[Written task]
Every line of the material below must be repeated exactly.

(Entries with figure data)
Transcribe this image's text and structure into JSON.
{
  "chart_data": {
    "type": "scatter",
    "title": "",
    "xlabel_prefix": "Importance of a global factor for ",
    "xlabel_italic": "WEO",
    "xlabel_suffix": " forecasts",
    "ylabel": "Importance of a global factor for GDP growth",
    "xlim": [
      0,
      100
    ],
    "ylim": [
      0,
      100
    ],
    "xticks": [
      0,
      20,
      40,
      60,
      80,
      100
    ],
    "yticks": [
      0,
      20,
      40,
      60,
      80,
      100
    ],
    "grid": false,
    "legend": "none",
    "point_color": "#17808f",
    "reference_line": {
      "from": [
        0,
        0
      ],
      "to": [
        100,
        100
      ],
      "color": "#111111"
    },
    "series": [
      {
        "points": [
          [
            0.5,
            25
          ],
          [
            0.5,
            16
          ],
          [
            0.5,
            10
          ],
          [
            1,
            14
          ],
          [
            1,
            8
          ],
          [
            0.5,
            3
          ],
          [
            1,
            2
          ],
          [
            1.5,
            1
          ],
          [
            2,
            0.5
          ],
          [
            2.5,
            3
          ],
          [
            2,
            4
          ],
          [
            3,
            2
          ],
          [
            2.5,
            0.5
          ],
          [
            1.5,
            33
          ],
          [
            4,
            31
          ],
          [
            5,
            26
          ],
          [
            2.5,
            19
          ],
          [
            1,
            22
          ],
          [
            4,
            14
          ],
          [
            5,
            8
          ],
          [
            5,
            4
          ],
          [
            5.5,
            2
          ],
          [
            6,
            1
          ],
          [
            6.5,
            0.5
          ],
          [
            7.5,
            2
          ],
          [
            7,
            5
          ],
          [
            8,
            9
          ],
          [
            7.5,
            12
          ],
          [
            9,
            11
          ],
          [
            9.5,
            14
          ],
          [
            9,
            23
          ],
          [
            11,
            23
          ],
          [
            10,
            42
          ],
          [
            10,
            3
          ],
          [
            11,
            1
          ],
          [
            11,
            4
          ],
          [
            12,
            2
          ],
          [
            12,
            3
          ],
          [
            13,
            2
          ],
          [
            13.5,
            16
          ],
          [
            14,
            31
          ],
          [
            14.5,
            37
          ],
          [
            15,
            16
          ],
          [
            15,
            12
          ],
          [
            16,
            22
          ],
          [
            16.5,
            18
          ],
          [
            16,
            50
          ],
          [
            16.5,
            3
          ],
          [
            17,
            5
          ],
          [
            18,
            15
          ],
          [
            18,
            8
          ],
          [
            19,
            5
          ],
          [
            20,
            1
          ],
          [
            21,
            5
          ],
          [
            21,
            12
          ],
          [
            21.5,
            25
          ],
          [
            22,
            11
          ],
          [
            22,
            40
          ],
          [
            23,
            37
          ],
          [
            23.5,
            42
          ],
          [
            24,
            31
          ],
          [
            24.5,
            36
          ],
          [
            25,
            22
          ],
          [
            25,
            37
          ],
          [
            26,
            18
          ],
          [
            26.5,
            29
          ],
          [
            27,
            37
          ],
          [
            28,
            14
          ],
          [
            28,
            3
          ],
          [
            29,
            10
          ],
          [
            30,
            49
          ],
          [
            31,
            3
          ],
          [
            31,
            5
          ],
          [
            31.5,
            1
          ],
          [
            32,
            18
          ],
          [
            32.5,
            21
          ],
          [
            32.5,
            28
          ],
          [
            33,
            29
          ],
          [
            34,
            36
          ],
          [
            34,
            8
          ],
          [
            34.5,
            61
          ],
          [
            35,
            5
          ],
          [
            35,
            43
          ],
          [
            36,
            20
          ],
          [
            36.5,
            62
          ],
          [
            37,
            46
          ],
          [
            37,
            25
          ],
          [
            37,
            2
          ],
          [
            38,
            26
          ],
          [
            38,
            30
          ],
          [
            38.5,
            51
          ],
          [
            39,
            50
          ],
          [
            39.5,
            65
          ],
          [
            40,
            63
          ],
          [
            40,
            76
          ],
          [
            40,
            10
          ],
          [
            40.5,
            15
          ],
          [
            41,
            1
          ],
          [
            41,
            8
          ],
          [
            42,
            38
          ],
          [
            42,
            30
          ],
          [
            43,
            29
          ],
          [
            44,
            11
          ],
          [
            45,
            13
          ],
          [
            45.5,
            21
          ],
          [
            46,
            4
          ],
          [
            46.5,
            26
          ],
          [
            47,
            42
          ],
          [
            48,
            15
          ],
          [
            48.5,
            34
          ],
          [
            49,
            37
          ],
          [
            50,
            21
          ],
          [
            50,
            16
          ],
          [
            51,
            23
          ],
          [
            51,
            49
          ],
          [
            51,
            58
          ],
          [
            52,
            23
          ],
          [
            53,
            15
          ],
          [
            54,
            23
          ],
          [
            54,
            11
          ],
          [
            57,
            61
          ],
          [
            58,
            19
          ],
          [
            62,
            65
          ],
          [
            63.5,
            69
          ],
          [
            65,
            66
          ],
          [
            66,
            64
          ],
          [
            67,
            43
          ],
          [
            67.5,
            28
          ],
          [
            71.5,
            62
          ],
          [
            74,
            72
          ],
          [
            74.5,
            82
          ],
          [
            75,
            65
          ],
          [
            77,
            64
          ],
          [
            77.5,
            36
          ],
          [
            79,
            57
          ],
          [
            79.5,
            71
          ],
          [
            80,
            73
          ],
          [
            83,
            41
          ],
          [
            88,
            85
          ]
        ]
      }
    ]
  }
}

[Written response]
Transcribe this image's text and structure into JSON.
{
  "chart_data": {
    "type": "scatter",
    "title": "",
    "xlabel_prefix": "Importance of a global factor for ",
    "xlabel_italic": "WEO",
    "xlabel_suffix": " forecasts",
    "ylabel": "Importance of a global factor for GDP growth",
    "xlim": [
      0,
      100
    ],
    "ylim": [
      0,
      100
    ],
    "xticks": [
      0,
      20,
      40,
      60,
      80,
      100
    ],
    "yticks": [
      0,
      20,
      40,
      60,
      80,
      100
    ],
    "grid": false,
    "legend": "none",
    "point_color": "#17808f",
    "reference_line": {
      "from": [
        0,
        0
      ],
      "to": [
        100,
        100
      ],
      "color": "#111111"
    },
    "series": [
      {
        "points": [
          [
            0.5,
            25
          ],
          [
            0.5,
            16
          ],
          [
            0.5,
            10
          ],
          [
            1,
            14
          ],
          [
            1,
            8
          ],
          [
            0.5,
            3
          ],
          [
            1,
            2
          ],
          [
            1.5,
            1
          ],
          [
            2,
            0.5
          ],
          [
            2.5,
            3
          ],
          [
            2,
            4
          ],
          [
            3,
            2
          ],
          [
            2.5,
            0.5
          ],
          [
            1.5,
            33
          ],
          [
            4,
            31
          ],
          [
            5,
            26
          ],
          [
            2.5,
            19
          ],
          [
            1,
            22
          ],
          [
            4,
            14
          ],
          [
            5,
            8
          ],
          [
            5,
            4
          ],
          [
            5.5,
            2
          ],
          [
            6,
            1
          ],
          [
            6.5,
            0.5
          ],
          [
            7.5,
            2
          ],
          [
            7,
            5
          ],
          [
            8,
            9
          ],
          [
            7.5,
            12
          ],
          [
            9,
            11
          ],
          [
            9.5,
            14
          ],
          [
            9,
            23
          ],
          [
            11,
            23
          ],
          [
            10,
            42
          ],
          [
            10,
            3
          ],
          [
            11,
            1
          ],
          [
            11,
            4
          ],
          [
            12,
            2
          ],
          [
            12,
            3
          ],
          [
            13,
            2
          ],
          [
            13.5,
            16
          ],
          [
            14,
            31
          ],
          [
            14.5,
            37
          ],
          [
            15,
            16
          ],
          [
            15,
            12
          ],
          [
            16,
            22
          ],
          [
            16.5,
            18
          ],
          [
            16,
            50
          ],
          [
            16.5,
            3
          ],
          [
            17,
            5
          ],
          [
            18,
            15
          ],
          [
            18,
            8
          ],
          [
            19,
            5
          ],
          [
            20,
            1
          ],
          [
            21,
            5
          ],
          [
            21,
            12
          ],
          [
            21.5,
            25
          ],
          [
            22,
            11
          ],
          [
            22,
            40
          ],
          [
            23,
            37
          ],
          [
            23.5,
            42
          ],
          [
            24,
            31
          ],
          [
            24.5,
            36
          ],
          [
            25,
            22
          ],
          [
            25,
            37
          ],
          [
            26,
            18
          ],
          [
            26.5,
            29
          ],
          [
            27,
            37
          ],
          [
            28,
            14
          ],
          [
            28,
            3
          ],
          [
            29,
            10
          ],
          [
            30,
            49
          ],
          [
            31,
            3
          ],
          [
            31,
            5
          ],
          [
            31.5,
            1
          ],
          [
            32,
            18
          ],
          [
            32.5,
            21
          ],
          [
            32.5,
            28
          ],
          [
            33,
            29
          ],
          [
            34,
            36
          ],
          [
            34,
            8
          ],
          [
            34.5,
            61
          ],
          [
            35,
            5
          ],
          [
            35,
            43
          ],
          [
            36,
            20
          ],
          [
            36.5,
            62
          ],
          [
            37,
            46
          ],
          [
            37,
            25
          ],
          [
            37,
            2
          ],
          [
            38,
            26
          ],
          [
            38,
            30
          ],
          [
            38.5,
            51
          ],
          [
            39,
            50
          ],
          [
            39.5,
            65
          ],
          [
            40,
            63
          ],
          [
            40,
            76
          ],
          [
            40,
            10
          ],
          [
            40.5,
            15
          ],
          [
            41,
            1
          ],
          [
            41,
            8
          ],
          [
            42,
            38
          ],
          [
            42,
            30
          ],
          [
            43,
            29
          ],
          [
            44,
            11
          ],
          [
            45,
            13
          ],
          [
            45.5,
            21
          ],
          [
            46,
            4
          ],
          [
            46.5,
            26
          ],
          [
            47,
            42
          ],
          [
            48,
            15
          ],
          [
            48.5,
            34
          ],
          [
            49,
            37
          ],
          [
            50,
            21
          ],
          [
            50,
            16
          ],
          [
            51,
            23
          ],
          [
            51,
            49
          ],
          [
            51,
            58
          ],
          [
            52,
            23
          ],
          [
            53,
            15
          ],
          [
            54,
            23
          ],
          [
            54,
            11
          ],
          [
            57,
            61
          ],
          [
            58,
            19
          ],
          [
            62,
            65
          ],
          [
            63.5,
            69
          ],
          [
            65,
            66
          ],
          [
            66,
            64
          ],
          [
            67,
            43
          ],
          [
            67.5,
            28
          ],
          [
            71.5,
            62
          ],
          [
            74,
            72
          ],
          [
            74.5,
            82
          ],
          [
            75,
            65
          ],
          [
            77,
            64
          ],
          [
            77.5,
            36
          ],
          [
            79,
            57
          ],
          [
            79.5,
            71
          ],
          [
            80,
            73
          ],
          [
            83,
            41
          ],
          [
            88,
            85
          ]
        ]
      }
    ]
  }
}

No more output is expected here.